#### Textauszug
···

Nenning: Nicht weil sie es ausplaudern, sondern weil sie an sich keine Geheimnisse haben, sie sind innerlich leer. Das Fernsehen hätte ja an sich mit der Kirche viel gemein - nur ist der Inhalt wegradiert.
News: Ist nicht auch die Kirche virtuelle Realität? Sie stellt Regeln auf, an die sich keiner hält.
Krenn: Virtuell ist es nicht, weil wir haben das Gewissen als Grunderlebnis. Selbst, wenn das Gewissen schon ganz kaputt ist - es ist immer noch da und meldet sich. Wir haben gewissermaßen eine letzte Verwurzelung in der Realität.
Nenning: Das stimmt nicht, dass die Kirche gar nichts mehr ist. Es gibt genug Leute, die nie im Fernsehen sind, die nie in den Medien sind und die sehr wohl Sonntag für Sonntag was davon haben. Ich will das Fernsehen gar nicht besser machen. Ich frage lieber: Was gibt es statt Fernsehen als menschlichere, als wirkliche Gemeinschaft? Im Zeitalter des Fernsehens muss man eine Gegenkultur des Nicht-Fernsehens schaffen. Und dazu ist auch die Kirche da.
News: Welche Auswirkungen auf die Zukunft des Fernsehens hat denn "Taxi Orange"?
Krenn: Jede Produktion, jede Form, jede Periode, die ist sterblich. Ich glaube, die interessiert das gar nicht, ob sie eine Zukunft haben. Die denken nur hier und jetzt an die Quote und das Geld.
Nenning: Dass man das Fernsehen anstarrt wie die Schlange das Karnickel, ist falsch. Es wird bald der grosse Überdruss kommen.

···

#### Aufgabenstellung
Was muss man laut Nenning im Gespräch über Kirche und Fernsehen im Zeitalter des Fernsehens schaffen?

#### Extrahiertes Material
···

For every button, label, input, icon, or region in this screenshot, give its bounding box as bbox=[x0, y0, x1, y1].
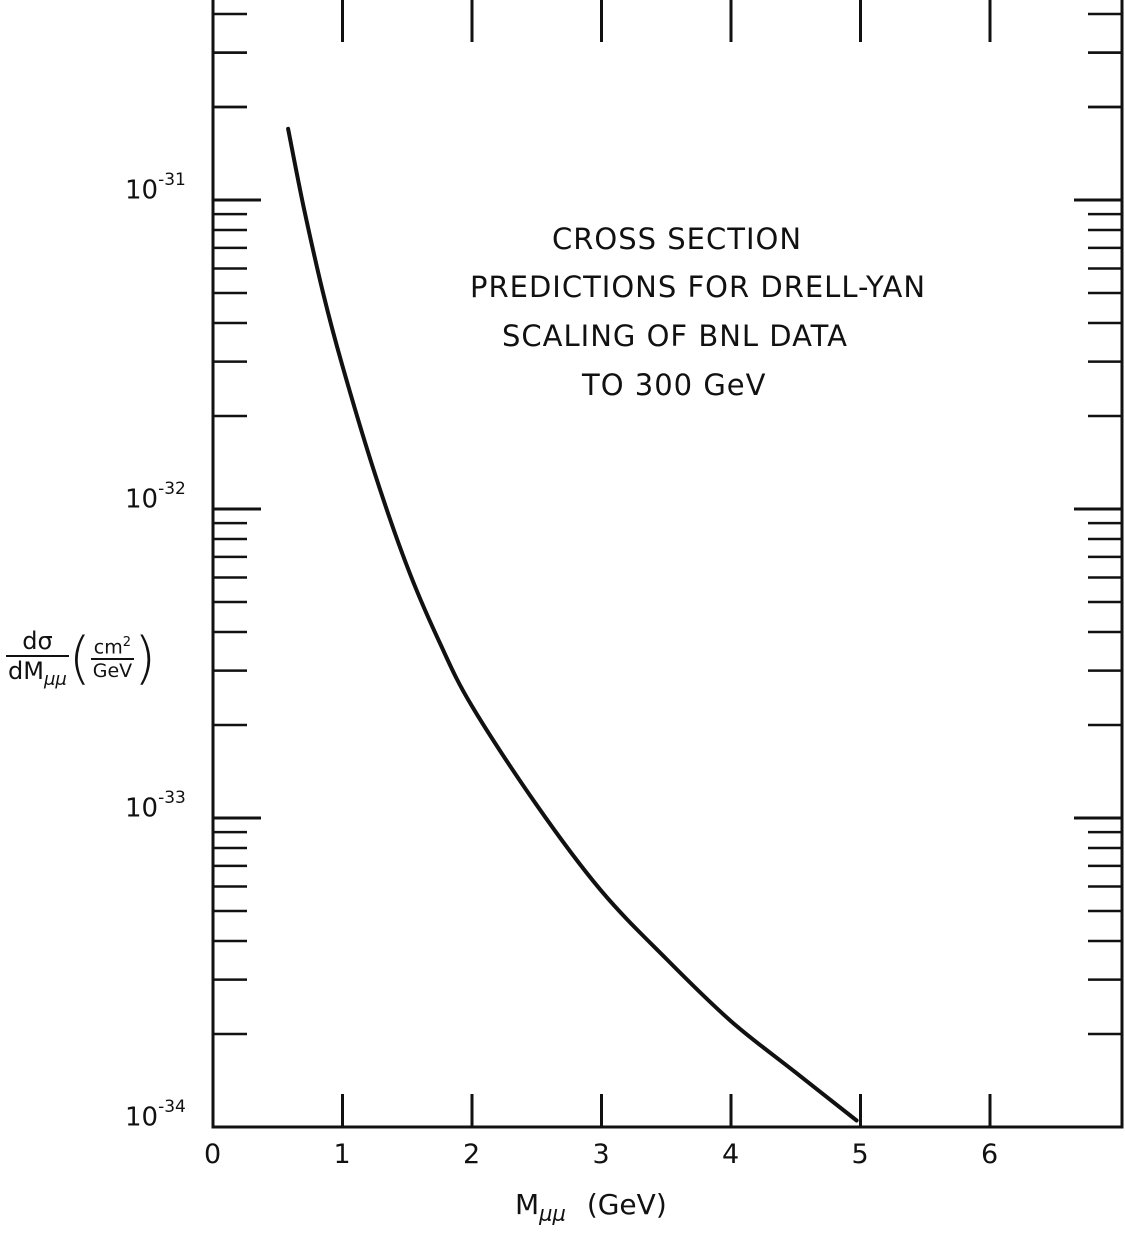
x-tick-label: 3 bbox=[592, 1139, 611, 1170]
y-tick-label: 10-34 bbox=[125, 1097, 186, 1133]
y-axis-unit-numerator: cm2 bbox=[90, 634, 135, 661]
y-tick-label-base: 10 bbox=[125, 793, 159, 824]
y-axis-unit-fraction: cm2 GeV bbox=[90, 634, 135, 683]
x-axis-label: Mμμ (GeV) bbox=[515, 1188, 667, 1226]
y-axis-label-numerator: dσ bbox=[6, 627, 69, 658]
plot-frame bbox=[211, 0, 1124, 1129]
y-ticks bbox=[213, 12, 1122, 1129]
x-tick-label: 1 bbox=[333, 1139, 352, 1170]
right-paren: ) bbox=[134, 626, 156, 691]
y-axis-unit-num-main: cm bbox=[93, 636, 123, 659]
x-axis-label-unit: (GeV) bbox=[586, 1188, 667, 1221]
y-tick-label-exponent: -31 bbox=[158, 170, 186, 190]
y-tick-label-base: 10 bbox=[125, 175, 159, 206]
y-tick-label-base: 10 bbox=[125, 1102, 159, 1133]
y-tick-label-exponent: -33 bbox=[158, 788, 186, 808]
series-line bbox=[286, 126, 859, 1123]
x-tick-label: 2 bbox=[463, 1139, 482, 1170]
y-tick-label: 10-31 bbox=[125, 170, 186, 206]
y-axis-label-den-subscript: μμ bbox=[43, 668, 67, 690]
y-axis-label: dσ dMμμ ( cm2 GeV ) bbox=[6, 626, 156, 691]
y-axis-unit-denominator: GeV bbox=[92, 660, 133, 683]
y-tick-label: 10-33 bbox=[125, 788, 186, 824]
x-tick-label: 0 bbox=[204, 1139, 223, 1170]
title-line-2: PREDICTIONS FOR DRELL-YAN bbox=[470, 270, 927, 304]
y-axis-label-denominator: dMμμ bbox=[6, 657, 69, 690]
y-tick-label-exponent: -32 bbox=[158, 479, 186, 499]
x-axis-label-subscript: μμ bbox=[539, 1201, 566, 1226]
x-tick-label: 4 bbox=[722, 1139, 741, 1170]
x-axis-label-main: M bbox=[515, 1188, 540, 1221]
y-axis-label-fraction: dσ dMμμ bbox=[6, 627, 69, 690]
y-axis-unit-exponent: 2 bbox=[122, 634, 132, 650]
y-tick-label-base: 10 bbox=[125, 484, 159, 515]
title-line-1: CROSS SECTION bbox=[552, 222, 803, 256]
y-tick-label: 10-32 bbox=[125, 479, 186, 515]
left-paren: ( bbox=[68, 626, 91, 691]
title-line-4: TO 300 GeV bbox=[582, 368, 767, 402]
x-tick-label: 6 bbox=[981, 1139, 1000, 1170]
x-ticks bbox=[341, 0, 992, 1127]
y-tick-label-exponent: -34 bbox=[158, 1097, 186, 1117]
title-line-3: SCALING OF BNL DATA bbox=[502, 319, 848, 353]
x-tick-label: 5 bbox=[851, 1139, 870, 1170]
y-axis-label-den-main: dM bbox=[8, 657, 44, 686]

···

#### Lösung
Eine Gegenkultur des Nicht-Fernsehens.